----- Supplied records

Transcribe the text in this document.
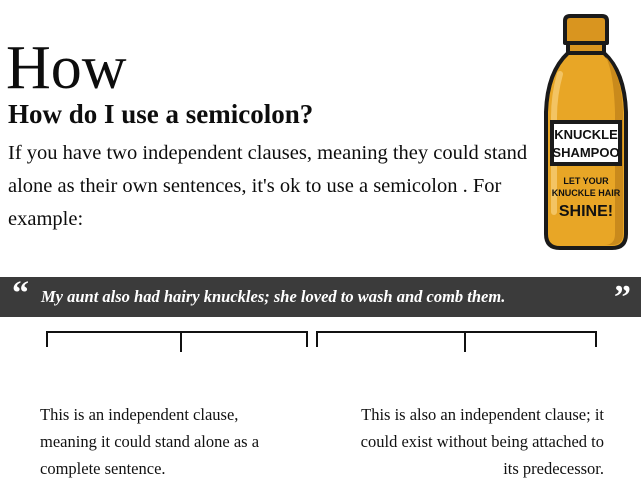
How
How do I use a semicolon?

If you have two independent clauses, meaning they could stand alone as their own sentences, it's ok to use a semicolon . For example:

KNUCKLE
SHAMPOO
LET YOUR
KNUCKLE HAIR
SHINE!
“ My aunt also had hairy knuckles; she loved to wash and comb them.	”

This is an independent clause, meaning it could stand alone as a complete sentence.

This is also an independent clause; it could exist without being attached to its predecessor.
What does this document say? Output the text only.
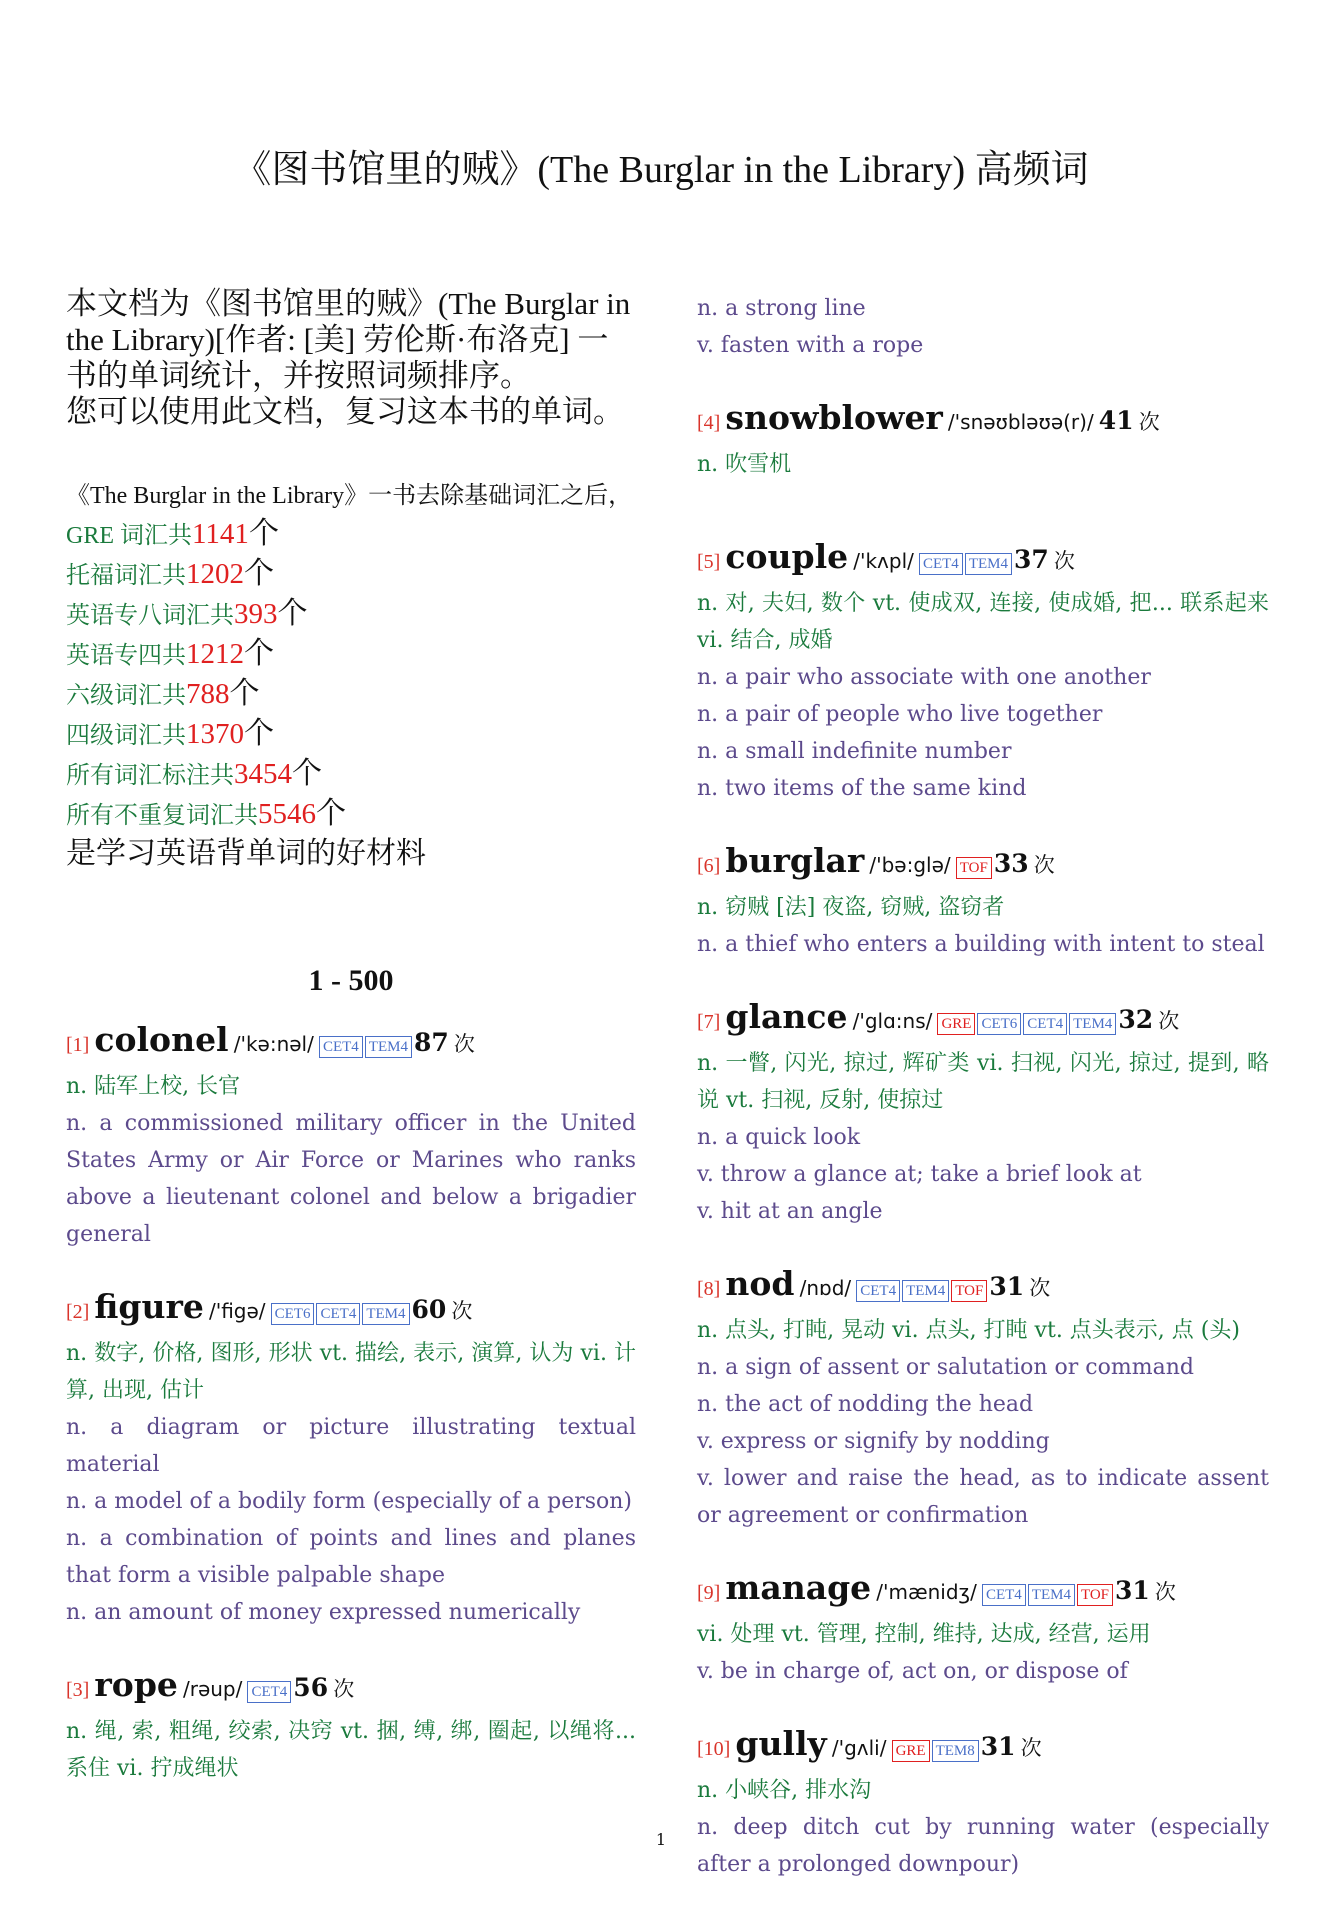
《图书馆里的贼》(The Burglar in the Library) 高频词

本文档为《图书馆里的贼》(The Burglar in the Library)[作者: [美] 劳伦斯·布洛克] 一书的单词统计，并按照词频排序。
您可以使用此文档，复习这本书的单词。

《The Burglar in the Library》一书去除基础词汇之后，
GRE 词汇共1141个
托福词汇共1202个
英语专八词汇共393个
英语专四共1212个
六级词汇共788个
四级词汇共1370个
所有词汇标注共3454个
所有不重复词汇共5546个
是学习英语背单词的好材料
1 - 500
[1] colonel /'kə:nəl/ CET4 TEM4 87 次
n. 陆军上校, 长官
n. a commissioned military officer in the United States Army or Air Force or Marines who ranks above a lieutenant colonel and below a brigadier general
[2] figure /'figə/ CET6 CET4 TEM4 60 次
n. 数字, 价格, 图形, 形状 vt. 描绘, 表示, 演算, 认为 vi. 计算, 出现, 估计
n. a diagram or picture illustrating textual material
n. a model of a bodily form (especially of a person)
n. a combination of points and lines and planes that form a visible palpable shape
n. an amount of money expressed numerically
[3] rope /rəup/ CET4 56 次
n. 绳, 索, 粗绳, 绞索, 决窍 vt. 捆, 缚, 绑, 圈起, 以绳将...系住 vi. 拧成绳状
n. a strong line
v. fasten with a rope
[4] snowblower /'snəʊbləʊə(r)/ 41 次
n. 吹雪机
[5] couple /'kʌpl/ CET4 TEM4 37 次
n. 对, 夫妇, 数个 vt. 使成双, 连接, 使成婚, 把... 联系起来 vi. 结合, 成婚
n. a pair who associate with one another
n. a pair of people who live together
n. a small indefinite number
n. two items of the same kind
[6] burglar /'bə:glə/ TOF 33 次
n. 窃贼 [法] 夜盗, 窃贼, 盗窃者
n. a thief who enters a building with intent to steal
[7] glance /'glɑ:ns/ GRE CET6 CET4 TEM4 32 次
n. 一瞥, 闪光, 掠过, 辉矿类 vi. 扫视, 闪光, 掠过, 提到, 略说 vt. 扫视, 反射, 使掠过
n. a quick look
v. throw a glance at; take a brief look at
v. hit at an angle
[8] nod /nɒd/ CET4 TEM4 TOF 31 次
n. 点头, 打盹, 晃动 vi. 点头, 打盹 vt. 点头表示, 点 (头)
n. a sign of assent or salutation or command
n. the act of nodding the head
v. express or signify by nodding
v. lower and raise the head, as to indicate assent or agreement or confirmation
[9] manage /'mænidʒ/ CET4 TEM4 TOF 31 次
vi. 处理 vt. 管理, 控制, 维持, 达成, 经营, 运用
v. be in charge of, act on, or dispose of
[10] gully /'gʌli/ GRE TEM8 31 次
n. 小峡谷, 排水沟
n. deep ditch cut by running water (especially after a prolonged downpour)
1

----------

Exercise details
Quote every line of the records above exactly; no picture is to be copied.

Right answer
Transcribe the text in this document.
How
How do I use a semicolon?

If you have two independent clauses, meaning they could stand alone as their own sentences, it's ok to use a semicolon . For example:

KNUCKLE
SHAMPOO
LET YOUR
KNUCKLE HAIR
SHINE!
“ My aunt also had hairy knuckles; she loved to wash and comb them.	”

This is an independent clause, meaning it could stand alone as a complete sentence.

This is also an independent clause; it could exist without being attached to its predecessor.
What does this document say? Output the text only.
《图书馆里的贼》(The Burglar in the Library) 高频词

本文档为《图书馆里的贼》(The Burglar in the Library)[作者: [美] 劳伦斯·布洛克] 一书的单词统计，并按照词频排序。
您可以使用此文档，复习这本书的单词。

《The Burglar in the Library》一书去除基础词汇之后，
GRE 词汇共1141个
托福词汇共1202个
英语专八词汇共393个
英语专四共1212个
六级词汇共788个
四级词汇共1370个
所有词汇标注共3454个
所有不重复词汇共5546个
是学习英语背单词的好材料
1 - 500
[1] colonel /'kə:nəl/ CET4 TEM4 87 次
n. 陆军上校, 长官
n. a commissioned military officer in the United States Army or Air Force or Marines who ranks above a lieutenant colonel and below a brigadier general
[2] figure /'figə/ CET6 CET4 TEM4 60 次
n. 数字, 价格, 图形, 形状 vt. 描绘, 表示, 演算, 认为 vi. 计算, 出现, 估计
n. a diagram or picture illustrating textual material
n. a model of a bodily form (especially of a person)
n. a combination of points and lines and planes that form a visible palpable shape
n. an amount of money expressed numerically
[3] rope /rəup/ CET4 56 次
n. 绳, 索, 粗绳, 绞索, 决窍 vt. 捆, 缚, 绑, 圈起, 以绳将...系住 vi. 拧成绳状
n. a strong line
v. fasten with a rope
[4] snowblower /'snəʊbləʊə(r)/ 41 次
n. 吹雪机
[5] couple /'kʌpl/ CET4 TEM4 37 次
n. 对, 夫妇, 数个 vt. 使成双, 连接, 使成婚, 把... 联系起来 vi. 结合, 成婚
n. a pair who associate with one another
n. a pair of people who live together
n. a small indefinite number
n. two items of the same kind
[6] burglar /'bə:glə/ TOF 33 次
n. 窃贼 [法] 夜盗, 窃贼, 盗窃者
n. a thief who enters a building with intent to steal
[7] glance /'glɑ:ns/ GRE CET6 CET4 TEM4 32 次
n. 一瞥, 闪光, 掠过, 辉矿类 vi. 扫视, 闪光, 掠过, 提到, 略说 vt. 扫视, 反射, 使掠过
n. a quick look
v. throw a glance at; take a brief look at
v. hit at an angle
[8] nod /nɒd/ CET4 TEM4 TOF 31 次
n. 点头, 打盹, 晃动 vi. 点头, 打盹 vt. 点头表示, 点 (头)
n. a sign of assent or salutation or command
n. the act of nodding the head
v. express or signify by nodding
v. lower and raise the head, as to indicate assent or agreement or confirmation
[9] manage /'mænidʒ/ CET4 TEM4 TOF 31 次
vi. 处理 vt. 管理, 控制, 维持, 达成, 经营, 运用
v. be in charge of, act on, or dispose of
[10] gully /'gʌli/ GRE TEM8 31 次
n. 小峡谷, 排水沟
n. deep ditch cut by running water (especially after a prolonged downpour)
1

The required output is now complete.